THE PROBLEM — Copy, from the entries below, each line where the word "Хозяйства" can be found.
━━━ RECORDS SUPPLIED
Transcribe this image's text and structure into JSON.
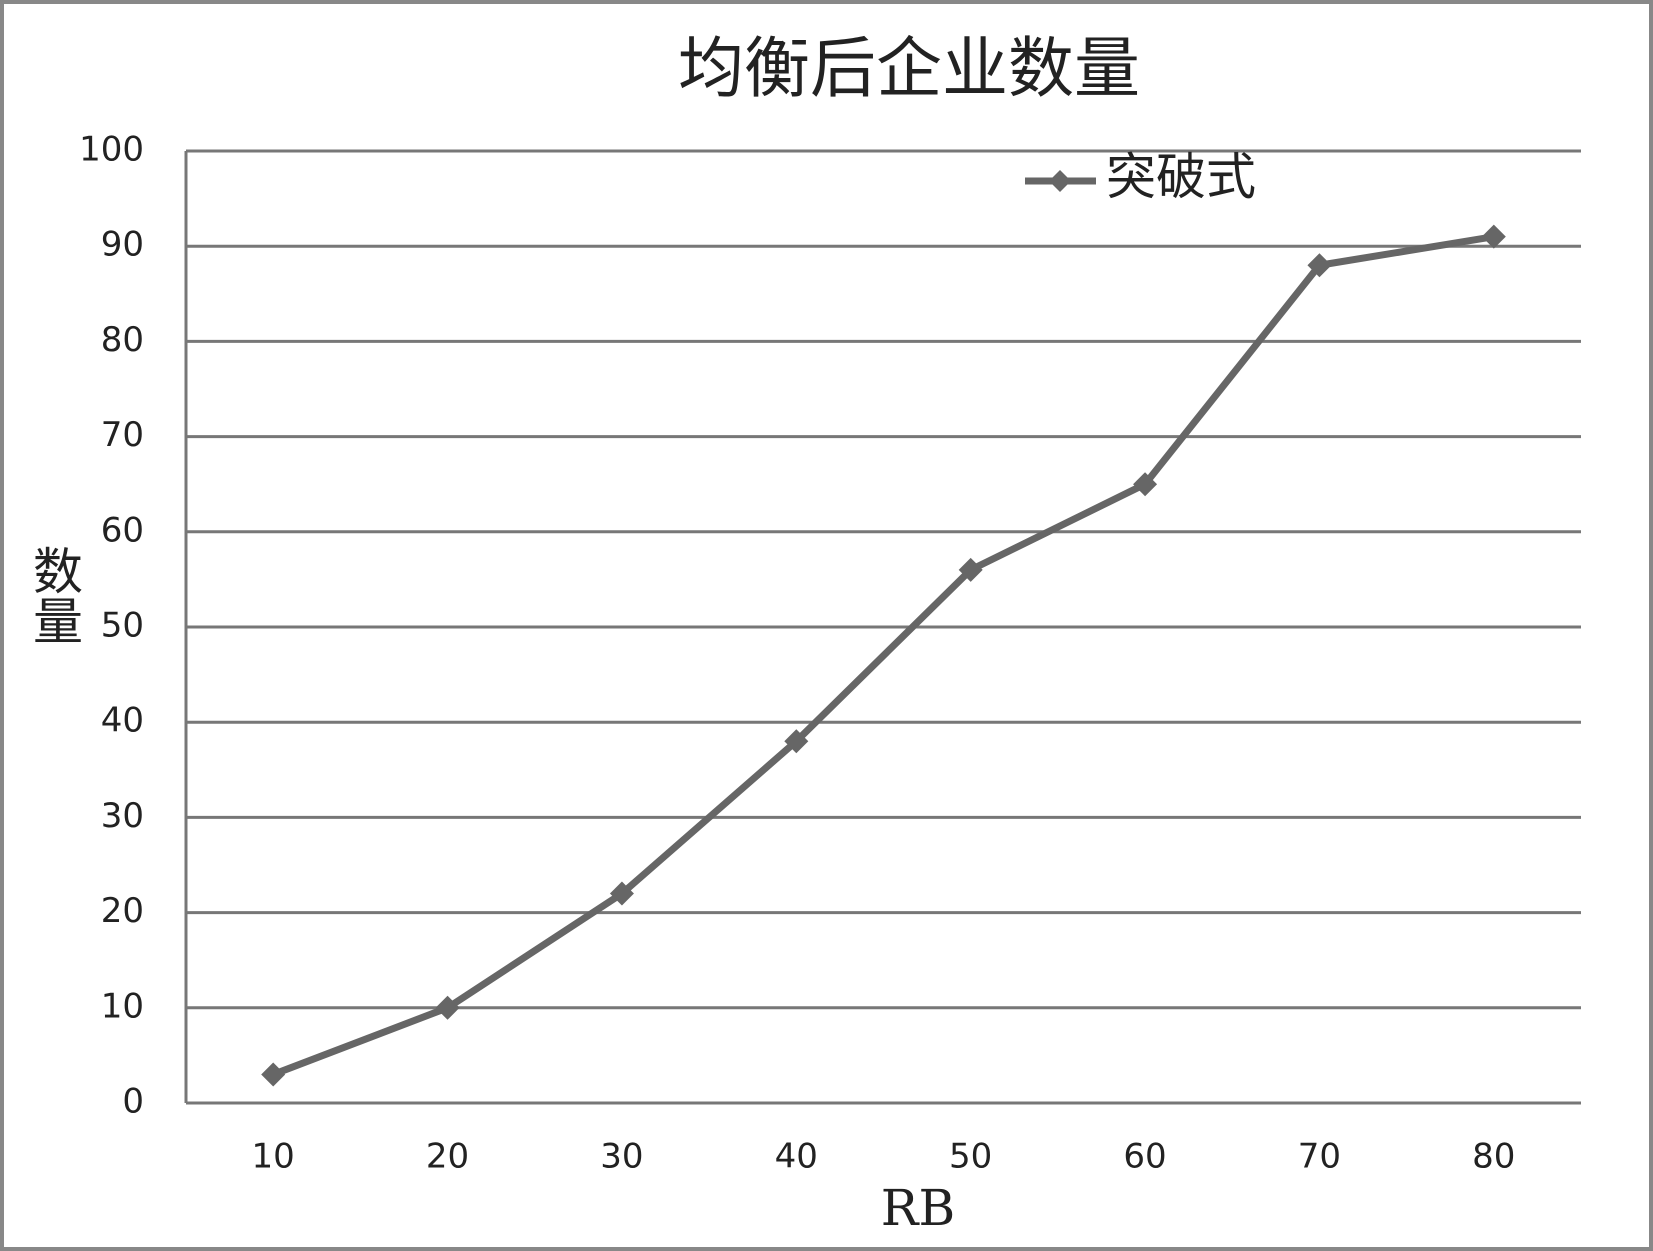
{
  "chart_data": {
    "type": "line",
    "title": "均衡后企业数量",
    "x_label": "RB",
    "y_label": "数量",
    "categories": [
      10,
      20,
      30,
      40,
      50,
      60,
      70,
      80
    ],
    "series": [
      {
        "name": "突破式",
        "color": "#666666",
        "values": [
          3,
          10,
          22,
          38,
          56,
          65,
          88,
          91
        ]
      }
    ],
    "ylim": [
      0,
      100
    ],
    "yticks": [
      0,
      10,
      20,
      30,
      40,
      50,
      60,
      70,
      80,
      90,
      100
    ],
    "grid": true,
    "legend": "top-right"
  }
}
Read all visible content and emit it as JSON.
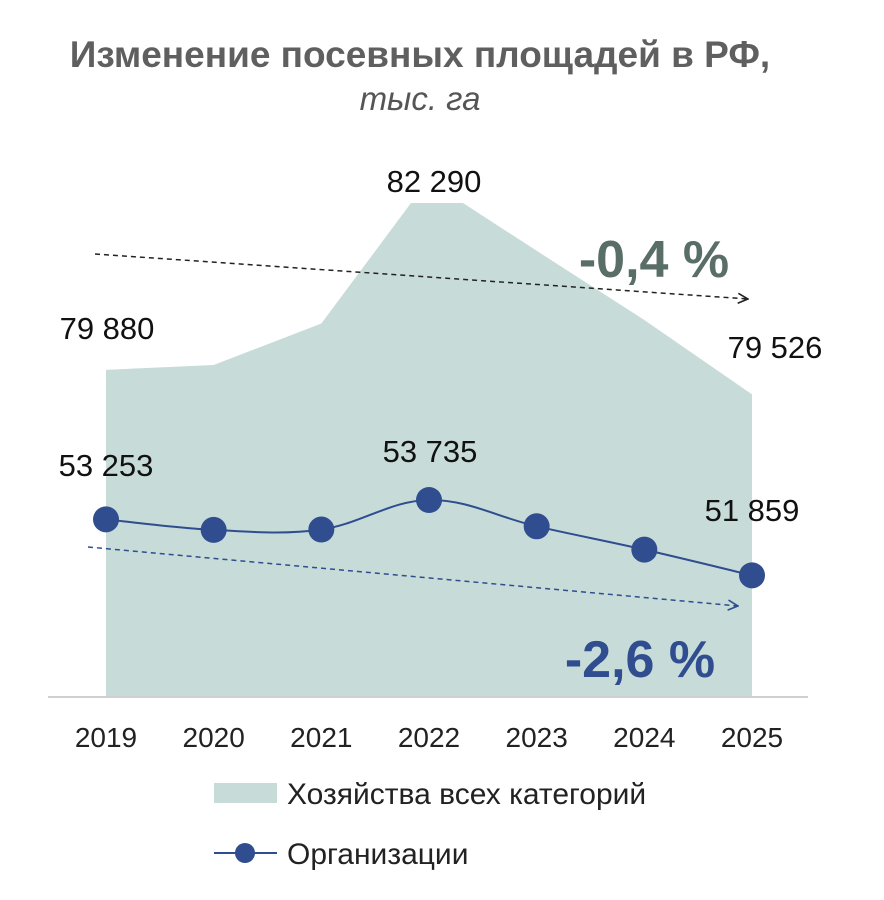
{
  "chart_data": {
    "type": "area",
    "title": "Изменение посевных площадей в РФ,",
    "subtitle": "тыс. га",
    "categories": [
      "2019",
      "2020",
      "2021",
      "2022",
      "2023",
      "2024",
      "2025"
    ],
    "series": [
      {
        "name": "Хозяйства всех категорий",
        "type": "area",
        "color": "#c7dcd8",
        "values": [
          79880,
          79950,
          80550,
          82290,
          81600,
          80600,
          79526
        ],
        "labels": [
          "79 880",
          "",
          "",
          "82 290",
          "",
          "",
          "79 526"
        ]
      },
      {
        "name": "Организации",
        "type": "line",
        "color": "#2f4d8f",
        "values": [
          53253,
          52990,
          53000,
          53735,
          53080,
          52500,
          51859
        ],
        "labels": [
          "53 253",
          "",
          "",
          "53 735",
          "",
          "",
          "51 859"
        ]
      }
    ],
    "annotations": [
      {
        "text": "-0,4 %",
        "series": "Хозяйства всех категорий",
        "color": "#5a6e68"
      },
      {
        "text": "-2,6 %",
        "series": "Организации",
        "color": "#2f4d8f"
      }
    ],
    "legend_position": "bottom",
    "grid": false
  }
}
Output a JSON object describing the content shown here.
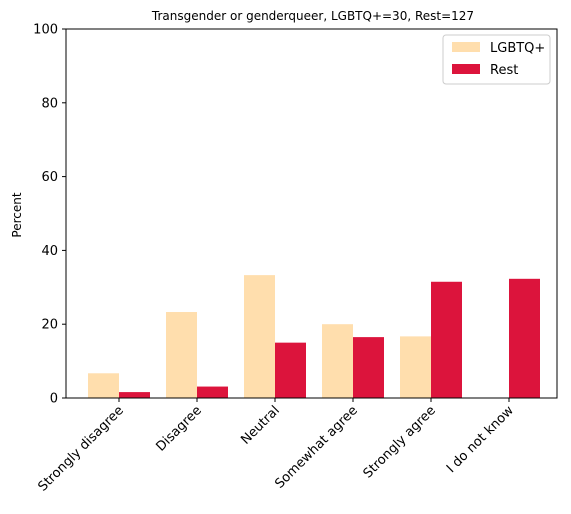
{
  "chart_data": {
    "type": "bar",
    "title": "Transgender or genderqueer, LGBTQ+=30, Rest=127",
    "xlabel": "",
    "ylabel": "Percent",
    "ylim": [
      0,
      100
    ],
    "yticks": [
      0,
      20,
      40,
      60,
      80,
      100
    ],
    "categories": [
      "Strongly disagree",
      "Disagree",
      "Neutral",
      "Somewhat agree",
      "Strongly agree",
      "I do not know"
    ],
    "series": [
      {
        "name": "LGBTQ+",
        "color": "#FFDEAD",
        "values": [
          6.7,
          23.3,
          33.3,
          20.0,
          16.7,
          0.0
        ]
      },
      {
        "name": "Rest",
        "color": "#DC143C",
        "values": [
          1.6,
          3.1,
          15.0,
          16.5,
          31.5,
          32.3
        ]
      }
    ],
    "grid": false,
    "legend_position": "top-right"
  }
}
━━━━━━
CORRECT ANSWER —
        "name": "Хозяйства всех категорий",
        "series": "Хозяйства всех категорий",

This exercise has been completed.